-- START GIVEN RECORDS --

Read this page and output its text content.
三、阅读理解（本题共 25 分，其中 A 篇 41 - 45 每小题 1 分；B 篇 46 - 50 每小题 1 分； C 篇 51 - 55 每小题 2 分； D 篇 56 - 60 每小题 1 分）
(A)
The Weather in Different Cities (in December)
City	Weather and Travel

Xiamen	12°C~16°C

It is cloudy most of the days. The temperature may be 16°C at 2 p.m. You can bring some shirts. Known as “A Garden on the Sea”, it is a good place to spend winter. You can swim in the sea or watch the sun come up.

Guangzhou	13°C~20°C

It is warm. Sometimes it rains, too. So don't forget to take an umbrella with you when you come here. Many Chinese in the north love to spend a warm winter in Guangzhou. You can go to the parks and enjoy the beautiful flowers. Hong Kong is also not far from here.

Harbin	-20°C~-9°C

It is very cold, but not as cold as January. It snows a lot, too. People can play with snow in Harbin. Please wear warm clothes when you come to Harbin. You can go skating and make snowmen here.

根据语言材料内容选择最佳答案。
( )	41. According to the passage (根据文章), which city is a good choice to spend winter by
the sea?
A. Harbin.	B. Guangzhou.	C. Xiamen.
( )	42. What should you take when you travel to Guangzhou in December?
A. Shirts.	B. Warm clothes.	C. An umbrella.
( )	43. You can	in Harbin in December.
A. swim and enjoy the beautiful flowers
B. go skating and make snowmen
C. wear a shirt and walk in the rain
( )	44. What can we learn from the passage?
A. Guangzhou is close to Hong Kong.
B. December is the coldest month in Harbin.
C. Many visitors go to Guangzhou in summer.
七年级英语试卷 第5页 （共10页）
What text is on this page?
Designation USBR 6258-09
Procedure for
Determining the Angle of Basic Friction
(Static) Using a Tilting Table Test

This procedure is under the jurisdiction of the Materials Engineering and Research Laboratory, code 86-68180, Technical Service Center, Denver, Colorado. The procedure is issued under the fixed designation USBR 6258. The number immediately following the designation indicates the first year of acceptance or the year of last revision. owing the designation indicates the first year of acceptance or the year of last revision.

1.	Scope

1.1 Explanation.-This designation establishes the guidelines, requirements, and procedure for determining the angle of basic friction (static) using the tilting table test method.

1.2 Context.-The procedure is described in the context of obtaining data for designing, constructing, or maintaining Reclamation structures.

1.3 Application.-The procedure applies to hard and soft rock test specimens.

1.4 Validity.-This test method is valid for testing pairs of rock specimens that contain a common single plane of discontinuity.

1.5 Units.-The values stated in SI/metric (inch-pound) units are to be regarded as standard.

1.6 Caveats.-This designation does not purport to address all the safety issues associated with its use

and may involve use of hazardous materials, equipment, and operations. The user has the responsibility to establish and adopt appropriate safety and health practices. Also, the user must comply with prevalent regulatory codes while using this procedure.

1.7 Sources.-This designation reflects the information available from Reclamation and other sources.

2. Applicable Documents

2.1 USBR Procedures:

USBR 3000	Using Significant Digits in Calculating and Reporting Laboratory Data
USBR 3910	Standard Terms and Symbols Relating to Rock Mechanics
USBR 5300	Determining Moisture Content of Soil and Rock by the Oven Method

-- END GIVEN RECORDS --
-- START GIVEN RECORDS --

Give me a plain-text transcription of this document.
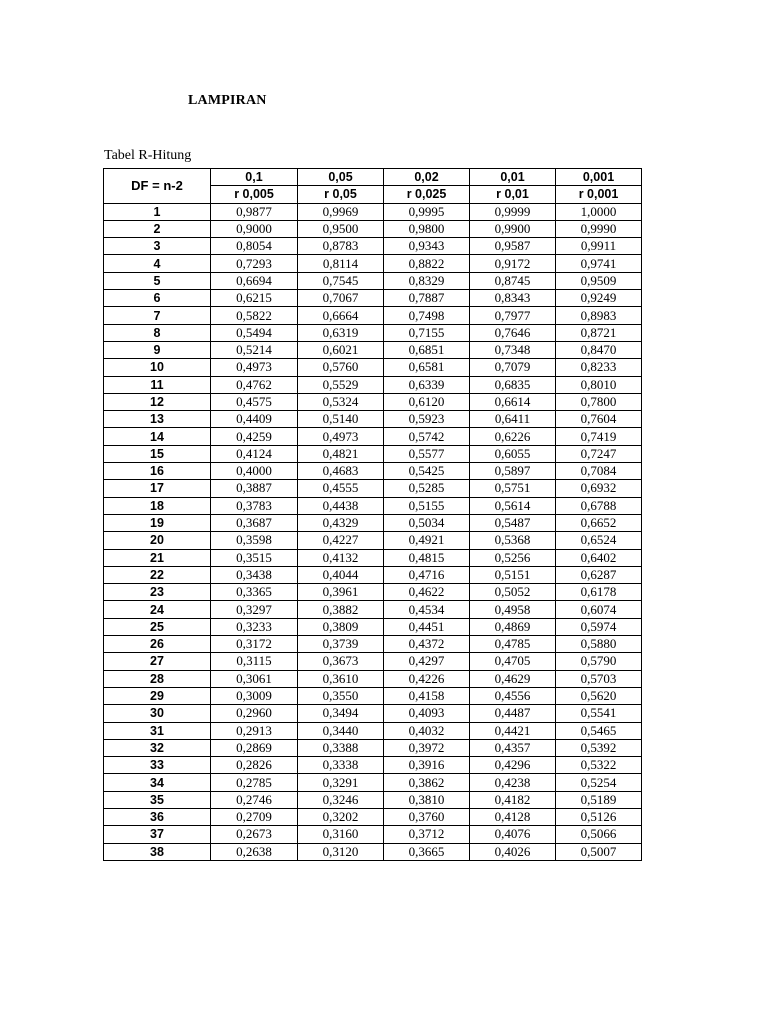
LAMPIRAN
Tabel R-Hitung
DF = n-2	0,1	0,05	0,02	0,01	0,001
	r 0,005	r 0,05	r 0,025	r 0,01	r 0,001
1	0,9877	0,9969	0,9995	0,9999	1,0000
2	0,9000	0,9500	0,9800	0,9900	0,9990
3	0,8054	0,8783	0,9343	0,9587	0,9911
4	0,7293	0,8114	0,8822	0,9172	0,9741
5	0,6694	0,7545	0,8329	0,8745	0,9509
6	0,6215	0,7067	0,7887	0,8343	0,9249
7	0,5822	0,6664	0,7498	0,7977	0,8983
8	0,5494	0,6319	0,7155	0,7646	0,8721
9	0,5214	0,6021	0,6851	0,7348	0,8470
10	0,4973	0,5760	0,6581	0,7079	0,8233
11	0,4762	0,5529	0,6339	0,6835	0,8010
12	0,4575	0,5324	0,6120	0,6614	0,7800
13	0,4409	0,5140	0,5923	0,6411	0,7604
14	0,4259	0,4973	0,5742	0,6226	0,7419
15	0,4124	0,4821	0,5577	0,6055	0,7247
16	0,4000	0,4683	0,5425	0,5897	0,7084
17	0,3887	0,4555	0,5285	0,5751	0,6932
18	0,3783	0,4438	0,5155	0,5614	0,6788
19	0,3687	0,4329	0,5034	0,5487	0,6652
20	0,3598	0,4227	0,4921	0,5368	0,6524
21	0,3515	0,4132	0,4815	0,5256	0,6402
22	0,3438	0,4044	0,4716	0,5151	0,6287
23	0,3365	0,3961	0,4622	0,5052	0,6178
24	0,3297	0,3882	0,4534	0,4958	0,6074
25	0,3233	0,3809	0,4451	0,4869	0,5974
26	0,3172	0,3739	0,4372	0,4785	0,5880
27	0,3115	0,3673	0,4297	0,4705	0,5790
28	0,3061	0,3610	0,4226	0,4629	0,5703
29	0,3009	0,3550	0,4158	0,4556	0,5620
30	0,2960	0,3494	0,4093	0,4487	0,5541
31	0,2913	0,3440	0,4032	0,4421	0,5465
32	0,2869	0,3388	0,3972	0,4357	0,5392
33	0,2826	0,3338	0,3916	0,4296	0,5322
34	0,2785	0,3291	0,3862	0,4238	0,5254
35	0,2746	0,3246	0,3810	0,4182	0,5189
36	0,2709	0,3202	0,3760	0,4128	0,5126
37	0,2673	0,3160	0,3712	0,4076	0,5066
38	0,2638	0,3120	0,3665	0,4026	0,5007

-- END GIVEN RECORDS --
-- START GIVEN RECORDS --

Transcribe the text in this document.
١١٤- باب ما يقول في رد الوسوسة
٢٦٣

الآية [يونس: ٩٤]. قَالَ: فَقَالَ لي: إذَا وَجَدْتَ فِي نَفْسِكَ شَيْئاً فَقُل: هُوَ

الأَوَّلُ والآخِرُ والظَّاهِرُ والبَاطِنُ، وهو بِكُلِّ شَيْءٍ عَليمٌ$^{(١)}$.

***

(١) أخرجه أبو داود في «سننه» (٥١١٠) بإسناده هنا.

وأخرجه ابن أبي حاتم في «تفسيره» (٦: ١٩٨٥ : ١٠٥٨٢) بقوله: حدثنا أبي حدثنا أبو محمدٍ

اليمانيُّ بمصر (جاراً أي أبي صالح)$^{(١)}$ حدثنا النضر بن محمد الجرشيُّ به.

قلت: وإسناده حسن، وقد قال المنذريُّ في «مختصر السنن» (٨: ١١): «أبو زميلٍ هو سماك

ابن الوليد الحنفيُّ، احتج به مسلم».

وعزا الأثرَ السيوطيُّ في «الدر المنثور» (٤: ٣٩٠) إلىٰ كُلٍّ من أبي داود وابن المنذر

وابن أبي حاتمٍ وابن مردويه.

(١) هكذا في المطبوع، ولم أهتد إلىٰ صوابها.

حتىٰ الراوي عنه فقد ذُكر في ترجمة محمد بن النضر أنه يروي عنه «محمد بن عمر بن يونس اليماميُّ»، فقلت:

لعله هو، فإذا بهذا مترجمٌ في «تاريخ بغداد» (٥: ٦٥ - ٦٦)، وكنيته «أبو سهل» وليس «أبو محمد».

-- END GIVEN RECORDS --

*TASK DIRECTIONS*: In the lines above, find each one with "What" and list it.

*EXERCISE SOLUTION*:
( )	42. What should you take when you travel to Guangzhou in December?
( )	44. What can we learn from the passage?
What text is on this page?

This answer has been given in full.